Exercise materials:
++++++

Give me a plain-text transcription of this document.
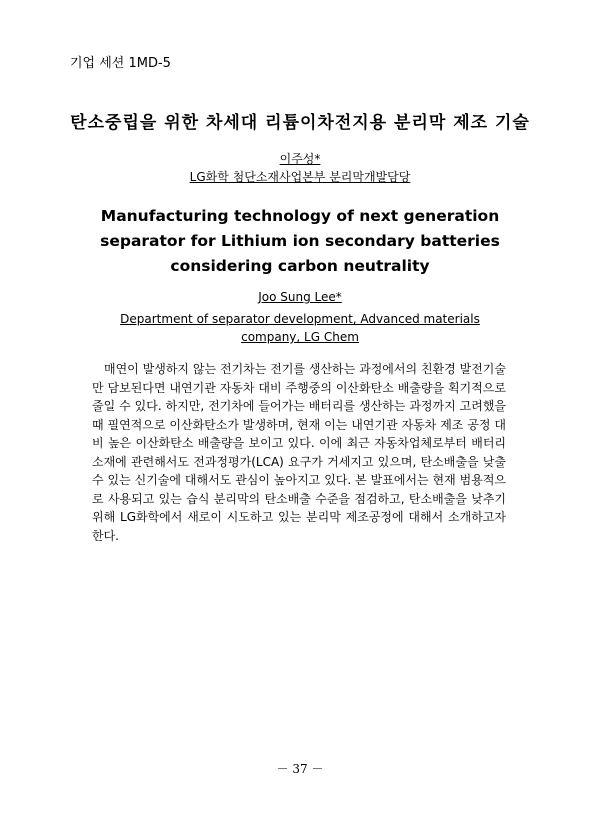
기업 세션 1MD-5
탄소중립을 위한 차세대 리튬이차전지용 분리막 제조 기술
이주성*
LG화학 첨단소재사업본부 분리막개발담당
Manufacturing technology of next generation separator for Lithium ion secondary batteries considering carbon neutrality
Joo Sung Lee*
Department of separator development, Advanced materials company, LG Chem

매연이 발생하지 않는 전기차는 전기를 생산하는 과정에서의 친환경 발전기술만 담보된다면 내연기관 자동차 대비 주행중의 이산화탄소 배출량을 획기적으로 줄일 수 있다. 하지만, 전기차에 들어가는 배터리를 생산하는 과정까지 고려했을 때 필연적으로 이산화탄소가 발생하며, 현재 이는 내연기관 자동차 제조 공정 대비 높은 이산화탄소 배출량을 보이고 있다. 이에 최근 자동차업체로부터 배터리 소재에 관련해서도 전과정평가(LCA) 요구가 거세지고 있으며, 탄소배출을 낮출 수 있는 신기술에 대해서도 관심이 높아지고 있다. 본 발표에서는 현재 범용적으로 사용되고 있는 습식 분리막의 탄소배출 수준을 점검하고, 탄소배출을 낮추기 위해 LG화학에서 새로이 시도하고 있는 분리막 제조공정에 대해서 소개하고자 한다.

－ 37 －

++++++

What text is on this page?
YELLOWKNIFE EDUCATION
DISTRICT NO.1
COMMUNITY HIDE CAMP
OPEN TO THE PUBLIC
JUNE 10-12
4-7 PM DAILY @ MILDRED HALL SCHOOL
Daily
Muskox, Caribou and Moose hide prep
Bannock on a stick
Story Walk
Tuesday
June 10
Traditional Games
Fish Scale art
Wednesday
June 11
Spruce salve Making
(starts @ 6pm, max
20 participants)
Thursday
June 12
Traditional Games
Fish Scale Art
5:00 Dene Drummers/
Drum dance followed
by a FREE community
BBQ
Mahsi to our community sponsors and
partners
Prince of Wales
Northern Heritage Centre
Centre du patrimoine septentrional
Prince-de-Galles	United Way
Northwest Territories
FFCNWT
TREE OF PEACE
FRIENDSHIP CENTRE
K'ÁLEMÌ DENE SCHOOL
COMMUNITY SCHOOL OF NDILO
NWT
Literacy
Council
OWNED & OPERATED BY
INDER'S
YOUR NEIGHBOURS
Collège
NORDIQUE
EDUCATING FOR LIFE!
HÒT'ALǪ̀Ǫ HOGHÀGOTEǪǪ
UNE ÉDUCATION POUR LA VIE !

++++++

Objective: The word "SCHOOL" may turn up on some lines of these records; say how many, with no other words.

Response for this exercise: 3